Below are the entries; count the lines in them that contain the word "所以错误" and give only the number.

---

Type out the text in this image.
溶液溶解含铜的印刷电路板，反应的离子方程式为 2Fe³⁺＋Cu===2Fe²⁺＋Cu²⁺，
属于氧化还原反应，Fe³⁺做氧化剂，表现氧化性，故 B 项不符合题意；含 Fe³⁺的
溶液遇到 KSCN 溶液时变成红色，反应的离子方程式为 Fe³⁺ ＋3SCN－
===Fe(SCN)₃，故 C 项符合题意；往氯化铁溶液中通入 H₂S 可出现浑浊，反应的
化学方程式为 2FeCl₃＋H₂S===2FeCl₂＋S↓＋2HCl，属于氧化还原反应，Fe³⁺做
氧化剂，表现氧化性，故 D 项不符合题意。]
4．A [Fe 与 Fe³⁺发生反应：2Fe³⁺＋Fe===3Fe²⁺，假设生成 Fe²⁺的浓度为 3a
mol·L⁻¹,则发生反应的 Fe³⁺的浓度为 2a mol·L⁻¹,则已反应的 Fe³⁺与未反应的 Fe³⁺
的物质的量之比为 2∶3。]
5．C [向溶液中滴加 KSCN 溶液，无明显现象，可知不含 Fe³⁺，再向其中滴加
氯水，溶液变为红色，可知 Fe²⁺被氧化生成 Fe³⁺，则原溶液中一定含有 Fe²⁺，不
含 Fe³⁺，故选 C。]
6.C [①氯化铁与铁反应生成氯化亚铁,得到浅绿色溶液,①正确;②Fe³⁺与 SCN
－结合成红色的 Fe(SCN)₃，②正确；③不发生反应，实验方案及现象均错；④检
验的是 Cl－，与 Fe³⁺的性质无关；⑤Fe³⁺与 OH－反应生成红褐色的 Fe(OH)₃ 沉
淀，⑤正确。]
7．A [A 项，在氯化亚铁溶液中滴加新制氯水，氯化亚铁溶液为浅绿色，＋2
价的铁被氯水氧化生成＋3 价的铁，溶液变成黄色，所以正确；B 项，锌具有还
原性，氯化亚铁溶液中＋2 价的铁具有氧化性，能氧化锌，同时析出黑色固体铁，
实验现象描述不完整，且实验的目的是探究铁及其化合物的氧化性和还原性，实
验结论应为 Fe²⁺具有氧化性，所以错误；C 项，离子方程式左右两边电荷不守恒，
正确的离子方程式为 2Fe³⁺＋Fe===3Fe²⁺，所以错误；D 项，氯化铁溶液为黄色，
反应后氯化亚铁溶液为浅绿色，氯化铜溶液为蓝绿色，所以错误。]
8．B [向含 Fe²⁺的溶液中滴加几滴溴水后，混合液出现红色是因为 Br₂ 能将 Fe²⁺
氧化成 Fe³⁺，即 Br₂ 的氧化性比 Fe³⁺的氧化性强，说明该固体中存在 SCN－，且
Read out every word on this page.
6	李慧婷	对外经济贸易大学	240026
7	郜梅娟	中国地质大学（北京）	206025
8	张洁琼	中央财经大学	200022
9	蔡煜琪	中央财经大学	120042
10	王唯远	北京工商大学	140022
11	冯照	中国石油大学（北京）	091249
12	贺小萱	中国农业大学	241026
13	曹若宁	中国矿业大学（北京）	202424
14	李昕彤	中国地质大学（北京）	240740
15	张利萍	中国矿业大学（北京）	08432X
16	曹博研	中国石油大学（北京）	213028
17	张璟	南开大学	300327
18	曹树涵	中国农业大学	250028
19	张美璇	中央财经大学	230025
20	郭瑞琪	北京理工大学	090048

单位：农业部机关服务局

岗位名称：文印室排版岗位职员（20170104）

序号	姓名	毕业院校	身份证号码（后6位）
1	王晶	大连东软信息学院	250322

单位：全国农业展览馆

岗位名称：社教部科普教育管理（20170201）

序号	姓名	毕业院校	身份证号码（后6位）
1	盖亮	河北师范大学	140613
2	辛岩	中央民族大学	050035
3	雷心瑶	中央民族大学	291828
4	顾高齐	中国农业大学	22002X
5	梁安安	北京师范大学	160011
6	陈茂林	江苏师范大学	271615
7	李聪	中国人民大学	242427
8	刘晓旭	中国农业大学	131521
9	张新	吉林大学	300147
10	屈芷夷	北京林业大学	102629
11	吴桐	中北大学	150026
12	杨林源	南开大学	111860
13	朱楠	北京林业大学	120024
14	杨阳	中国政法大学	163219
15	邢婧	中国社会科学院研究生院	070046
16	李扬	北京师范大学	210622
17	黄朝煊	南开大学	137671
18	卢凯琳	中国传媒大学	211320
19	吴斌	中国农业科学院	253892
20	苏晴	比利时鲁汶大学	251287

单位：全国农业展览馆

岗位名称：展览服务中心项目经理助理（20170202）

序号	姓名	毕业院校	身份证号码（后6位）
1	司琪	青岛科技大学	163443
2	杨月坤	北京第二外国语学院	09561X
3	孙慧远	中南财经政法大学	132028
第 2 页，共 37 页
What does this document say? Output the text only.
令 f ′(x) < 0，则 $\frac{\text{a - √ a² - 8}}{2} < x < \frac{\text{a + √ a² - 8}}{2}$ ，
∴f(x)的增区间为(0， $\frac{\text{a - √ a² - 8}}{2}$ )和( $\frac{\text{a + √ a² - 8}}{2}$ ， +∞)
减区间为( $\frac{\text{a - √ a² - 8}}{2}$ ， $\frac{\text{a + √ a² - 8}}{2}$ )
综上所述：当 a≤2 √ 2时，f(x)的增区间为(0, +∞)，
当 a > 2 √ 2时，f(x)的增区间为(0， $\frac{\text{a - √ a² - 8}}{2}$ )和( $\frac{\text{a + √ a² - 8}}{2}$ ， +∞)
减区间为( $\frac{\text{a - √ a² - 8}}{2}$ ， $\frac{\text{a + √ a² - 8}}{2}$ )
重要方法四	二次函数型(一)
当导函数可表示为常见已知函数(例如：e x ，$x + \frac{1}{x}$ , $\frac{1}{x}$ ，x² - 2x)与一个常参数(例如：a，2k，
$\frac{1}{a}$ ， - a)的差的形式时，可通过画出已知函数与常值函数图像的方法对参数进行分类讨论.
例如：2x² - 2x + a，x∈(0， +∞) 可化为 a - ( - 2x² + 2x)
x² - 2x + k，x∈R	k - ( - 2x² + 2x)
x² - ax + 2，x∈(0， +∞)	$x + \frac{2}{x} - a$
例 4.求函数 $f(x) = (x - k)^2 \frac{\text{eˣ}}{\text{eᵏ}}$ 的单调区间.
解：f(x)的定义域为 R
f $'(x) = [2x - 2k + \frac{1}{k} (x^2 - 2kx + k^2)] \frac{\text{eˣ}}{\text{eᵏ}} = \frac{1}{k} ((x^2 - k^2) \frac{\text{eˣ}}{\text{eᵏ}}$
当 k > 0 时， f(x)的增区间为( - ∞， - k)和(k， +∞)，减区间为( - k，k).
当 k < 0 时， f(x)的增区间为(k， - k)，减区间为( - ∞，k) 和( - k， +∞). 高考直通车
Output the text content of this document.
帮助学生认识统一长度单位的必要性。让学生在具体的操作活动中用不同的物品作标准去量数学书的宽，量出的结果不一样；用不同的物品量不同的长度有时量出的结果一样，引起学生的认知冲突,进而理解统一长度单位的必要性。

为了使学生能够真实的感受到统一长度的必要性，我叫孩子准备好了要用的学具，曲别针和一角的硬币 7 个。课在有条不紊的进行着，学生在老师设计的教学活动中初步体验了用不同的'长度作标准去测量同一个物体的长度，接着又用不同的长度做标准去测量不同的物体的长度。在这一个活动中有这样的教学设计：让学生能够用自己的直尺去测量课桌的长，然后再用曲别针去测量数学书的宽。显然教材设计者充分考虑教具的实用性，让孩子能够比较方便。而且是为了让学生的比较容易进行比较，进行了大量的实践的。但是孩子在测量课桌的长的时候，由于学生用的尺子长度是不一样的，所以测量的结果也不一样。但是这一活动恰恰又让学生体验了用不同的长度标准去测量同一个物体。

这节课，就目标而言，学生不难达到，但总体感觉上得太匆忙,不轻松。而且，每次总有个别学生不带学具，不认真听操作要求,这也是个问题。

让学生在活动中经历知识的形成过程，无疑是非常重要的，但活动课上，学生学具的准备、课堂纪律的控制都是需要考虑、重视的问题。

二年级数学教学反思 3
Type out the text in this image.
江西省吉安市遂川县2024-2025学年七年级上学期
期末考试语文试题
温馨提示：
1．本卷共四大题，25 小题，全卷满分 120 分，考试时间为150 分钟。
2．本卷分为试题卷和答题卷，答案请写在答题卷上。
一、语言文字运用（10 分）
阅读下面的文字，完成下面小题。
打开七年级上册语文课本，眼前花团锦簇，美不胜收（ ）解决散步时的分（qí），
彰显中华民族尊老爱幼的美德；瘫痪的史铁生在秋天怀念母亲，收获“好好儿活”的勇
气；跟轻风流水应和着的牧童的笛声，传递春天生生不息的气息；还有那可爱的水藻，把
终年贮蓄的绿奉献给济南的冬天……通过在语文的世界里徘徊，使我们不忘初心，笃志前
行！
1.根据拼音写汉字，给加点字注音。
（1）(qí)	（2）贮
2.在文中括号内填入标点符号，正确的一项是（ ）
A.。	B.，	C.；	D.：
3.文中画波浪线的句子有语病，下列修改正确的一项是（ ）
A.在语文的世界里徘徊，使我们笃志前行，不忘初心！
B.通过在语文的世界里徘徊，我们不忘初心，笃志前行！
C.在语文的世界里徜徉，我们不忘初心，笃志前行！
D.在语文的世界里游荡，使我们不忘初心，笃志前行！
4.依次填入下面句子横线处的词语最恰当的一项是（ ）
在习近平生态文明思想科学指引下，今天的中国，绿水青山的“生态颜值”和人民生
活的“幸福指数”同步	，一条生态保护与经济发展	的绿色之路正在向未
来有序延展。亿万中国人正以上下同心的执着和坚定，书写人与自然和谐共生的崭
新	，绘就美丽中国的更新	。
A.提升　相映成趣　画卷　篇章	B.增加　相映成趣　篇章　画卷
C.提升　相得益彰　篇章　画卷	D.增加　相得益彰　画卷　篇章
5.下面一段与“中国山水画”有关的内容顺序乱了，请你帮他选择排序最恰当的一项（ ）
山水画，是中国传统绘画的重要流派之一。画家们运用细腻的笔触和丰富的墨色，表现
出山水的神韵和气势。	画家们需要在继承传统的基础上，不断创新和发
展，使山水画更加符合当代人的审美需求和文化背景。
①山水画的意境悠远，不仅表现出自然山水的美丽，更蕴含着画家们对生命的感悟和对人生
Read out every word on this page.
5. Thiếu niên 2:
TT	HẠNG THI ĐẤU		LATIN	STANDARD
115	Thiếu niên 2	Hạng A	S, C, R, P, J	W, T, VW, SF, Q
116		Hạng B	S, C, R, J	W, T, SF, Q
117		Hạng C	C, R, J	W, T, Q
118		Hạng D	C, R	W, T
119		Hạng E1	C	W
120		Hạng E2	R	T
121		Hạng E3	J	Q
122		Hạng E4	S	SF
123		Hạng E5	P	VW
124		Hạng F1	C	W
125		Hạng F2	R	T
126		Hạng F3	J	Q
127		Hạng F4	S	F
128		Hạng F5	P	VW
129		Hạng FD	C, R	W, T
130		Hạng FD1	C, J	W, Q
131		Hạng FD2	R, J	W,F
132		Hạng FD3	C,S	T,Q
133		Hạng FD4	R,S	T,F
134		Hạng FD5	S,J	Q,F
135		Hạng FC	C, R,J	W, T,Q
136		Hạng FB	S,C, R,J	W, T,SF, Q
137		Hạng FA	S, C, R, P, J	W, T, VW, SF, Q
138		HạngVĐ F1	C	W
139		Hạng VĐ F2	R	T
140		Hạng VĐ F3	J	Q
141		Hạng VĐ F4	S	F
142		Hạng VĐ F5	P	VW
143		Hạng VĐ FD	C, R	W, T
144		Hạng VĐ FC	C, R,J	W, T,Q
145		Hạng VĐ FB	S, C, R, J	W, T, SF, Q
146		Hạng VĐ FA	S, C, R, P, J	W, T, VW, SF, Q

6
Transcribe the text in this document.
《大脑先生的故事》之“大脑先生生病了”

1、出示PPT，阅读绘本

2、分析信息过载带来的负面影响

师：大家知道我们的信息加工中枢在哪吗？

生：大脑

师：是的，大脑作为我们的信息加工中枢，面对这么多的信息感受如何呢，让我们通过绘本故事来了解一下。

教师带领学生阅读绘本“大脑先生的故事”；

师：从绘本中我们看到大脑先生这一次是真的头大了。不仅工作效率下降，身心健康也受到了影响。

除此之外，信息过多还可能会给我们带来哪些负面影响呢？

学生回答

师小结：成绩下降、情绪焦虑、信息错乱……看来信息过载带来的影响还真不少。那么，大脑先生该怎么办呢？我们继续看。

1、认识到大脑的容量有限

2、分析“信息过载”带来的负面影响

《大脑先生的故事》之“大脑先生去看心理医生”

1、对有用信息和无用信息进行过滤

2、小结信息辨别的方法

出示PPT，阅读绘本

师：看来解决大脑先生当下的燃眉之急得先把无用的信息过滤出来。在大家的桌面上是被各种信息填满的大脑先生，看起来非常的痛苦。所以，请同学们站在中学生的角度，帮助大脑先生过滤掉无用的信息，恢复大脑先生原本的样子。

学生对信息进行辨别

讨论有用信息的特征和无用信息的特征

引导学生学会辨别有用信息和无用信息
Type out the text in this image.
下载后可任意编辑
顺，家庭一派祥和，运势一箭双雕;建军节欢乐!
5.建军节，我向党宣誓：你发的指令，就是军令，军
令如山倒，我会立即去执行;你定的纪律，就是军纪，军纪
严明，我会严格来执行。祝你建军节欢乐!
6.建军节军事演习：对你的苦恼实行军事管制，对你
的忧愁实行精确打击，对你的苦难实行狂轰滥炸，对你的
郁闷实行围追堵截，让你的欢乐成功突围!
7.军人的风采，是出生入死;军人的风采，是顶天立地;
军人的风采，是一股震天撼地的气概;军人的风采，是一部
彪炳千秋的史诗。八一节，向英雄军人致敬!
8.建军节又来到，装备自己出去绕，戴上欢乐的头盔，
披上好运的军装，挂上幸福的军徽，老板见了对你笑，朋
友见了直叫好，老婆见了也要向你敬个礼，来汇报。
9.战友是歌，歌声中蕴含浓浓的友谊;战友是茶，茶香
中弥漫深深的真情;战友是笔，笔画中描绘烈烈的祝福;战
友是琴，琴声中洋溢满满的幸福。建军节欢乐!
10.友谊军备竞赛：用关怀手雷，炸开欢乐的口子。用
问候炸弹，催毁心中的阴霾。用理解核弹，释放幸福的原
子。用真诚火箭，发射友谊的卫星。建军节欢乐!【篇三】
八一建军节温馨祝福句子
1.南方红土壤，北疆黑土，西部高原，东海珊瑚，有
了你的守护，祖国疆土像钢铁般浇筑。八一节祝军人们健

---

* Result of the exercise
3